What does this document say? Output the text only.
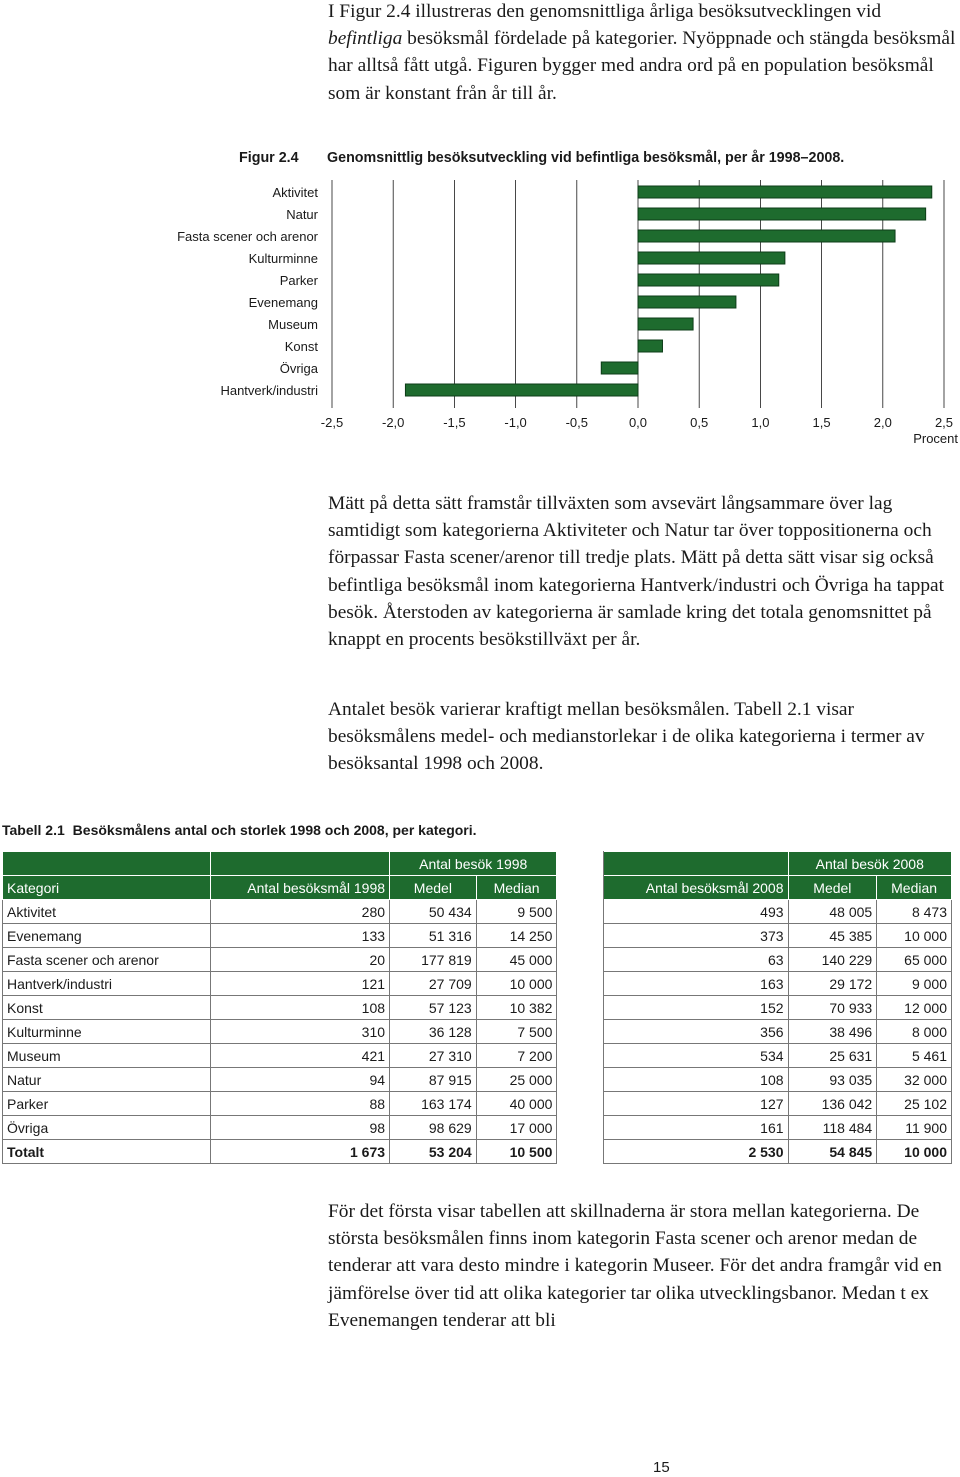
I Figur 2.4 illustreras den genomsnittliga årliga besöksutvecklingen vid befintliga besöksmål fördelade på kategorier. Nyöppnade och stängda besöksmål har alltså fått utgå. Figuren bygger med andra ord på en population besöksmål som är konstant från år till år.

Figur 2.4 Genomsnittlig besöksutveckling vid befintliga besöksmål, per år 1998–2008.
Aktivitet
Natur
Fasta scener och arenor
Kulturminne
Parker
Evenemang
Museum
Konst
Övriga
Hantverk/industri
-2,5	-2,0	-1,5	-1,0	-0,5	0,0	0,5	1,0	1,5	2,0	2,5
Procent

Mätt på detta sätt framstår tillväxten som avsevärt långsammare över lag samtidigt som kategorierna Aktiviteter och Natur tar över toppositionerna och förpassar Fasta scener/arenor till tredje plats. Mätt på detta sätt visar sig också befintliga besöksmål inom kategorierna Hantverk/industri och Övriga ha tappat besök. Återstoden av kategorierna är samlade kring det totala genomsnittet på knappt en procents besökstillväxt per år.

Antalet besök varierar kraftigt mellan besöksmålen. Tabell 2.1 visar besöksmålens medel- och medianstorlekar i de olika kategorierna i termer av besöksantal 1998 och 2008.

Tabell 2.1 Besöksmålens antal och storlek 1998 och 2008, per kategori.
		Antal besök 1998				Antal besök 2008	
Kategori	Antal besöksmål 1998	Medel	Median		Antal besöksmål 2008	Medel	Median
Aktivitet	280	50 434	9 500		493	48 005	8 473
Evenemang	133	51 316	14 250		373	45 385	10 000
Fasta scener och arenor	20	177 819	45 000		63	140 229	65 000
Hantverk/industri	121	27 709	10 000		163	29 172	9 000
Konst	108	57 123	10 382		152	70 933	12 000
Kulturminne	310	36 128	7 500		356	38 496	8 000
Museum	421	27 310	7 200		534	25 631	5 461
Natur	94	87 915	25 000		108	93 035	32 000
Parker	88	163 174	40 000		127	136 042	25 102
Övriga	98	98 629	17 000		161	118 484	11 900
Totalt	1 673	53 204	10 500		2 530	54 845	10 000

För det första visar tabellen att skillnaderna är stora mellan kategorierna. De största besöksmålen finns inom kategorin Fasta scener och arenor medan de tenderar att vara desto mindre i kategorin Museer. För det andra framgår vid en jämförelse över tid att olika kategorier tar olika utvecklingsbanor. Medan t ex Evenemangen tenderar att bli

15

What needs to be done »
Without any pictures, print the whole listing again exactly as it stands.

Answer space »
What does this document say? Output the text only.
I Figur 2.4 illustreras den genomsnittliga årliga besöksutvecklingen vid befintliga besöksmål fördelade på kategorier. Nyöppnade och stängda besöksmål har alltså fått utgå. Figuren bygger med andra ord på en population besöksmål som är konstant från år till år.

Figur 2.4 Genomsnittlig besöksutveckling vid befintliga besöksmål, per år 1998–2008.
Aktivitet
Natur
Fasta scener och arenor
Kulturminne
Parker
Evenemang
Museum
Konst
Övriga
Hantverk/industri
-2,5	-2,0	-1,5	-1,0	-0,5	0,0	0,5	1,0	1,5	2,0	2,5
Procent

Mätt på detta sätt framstår tillväxten som avsevärt långsammare över lag samtidigt som kategorierna Aktiviteter och Natur tar över toppositionerna och förpassar Fasta scener/arenor till tredje plats. Mätt på detta sätt visar sig också befintliga besöksmål inom kategorierna Hantverk/industri och Övriga ha tappat besök. Återstoden av kategorierna är samlade kring det totala genomsnittet på knappt en procents besökstillväxt per år.

Antalet besök varierar kraftigt mellan besöksmålen. Tabell 2.1 visar besöksmålens medel- och medianstorlekar i de olika kategorierna i termer av besöksantal 1998 och 2008.

Tabell 2.1 Besöksmålens antal och storlek 1998 och 2008, per kategori.
		Antal besök 1998				Antal besök 2008	
Kategori	Antal besöksmål 1998	Medel	Median		Antal besöksmål 2008	Medel	Median
Aktivitet	280	50 434	9 500		493	48 005	8 473
Evenemang	133	51 316	14 250		373	45 385	10 000
Fasta scener och arenor	20	177 819	45 000		63	140 229	65 000
Hantverk/industri	121	27 709	10 000		163	29 172	9 000
Konst	108	57 123	10 382		152	70 933	12 000
Kulturminne	310	36 128	7 500		356	38 496	8 000
Museum	421	27 310	7 200		534	25 631	5 461
Natur	94	87 915	25 000		108	93 035	32 000
Parker	88	163 174	40 000		127	136 042	25 102
Övriga	98	98 629	17 000		161	118 484	11 900
Totalt	1 673	53 204	10 500		2 530	54 845	10 000

För det första visar tabellen att skillnaderna är stora mellan kategorierna. De största besöksmålen finns inom kategorin Fasta scener och arenor medan de tenderar att vara desto mindre i kategorin Museer. För det andra framgår vid en jämförelse över tid att olika kategorier tar olika utvecklingsbanor. Medan t ex Evenemangen tenderar att bli

15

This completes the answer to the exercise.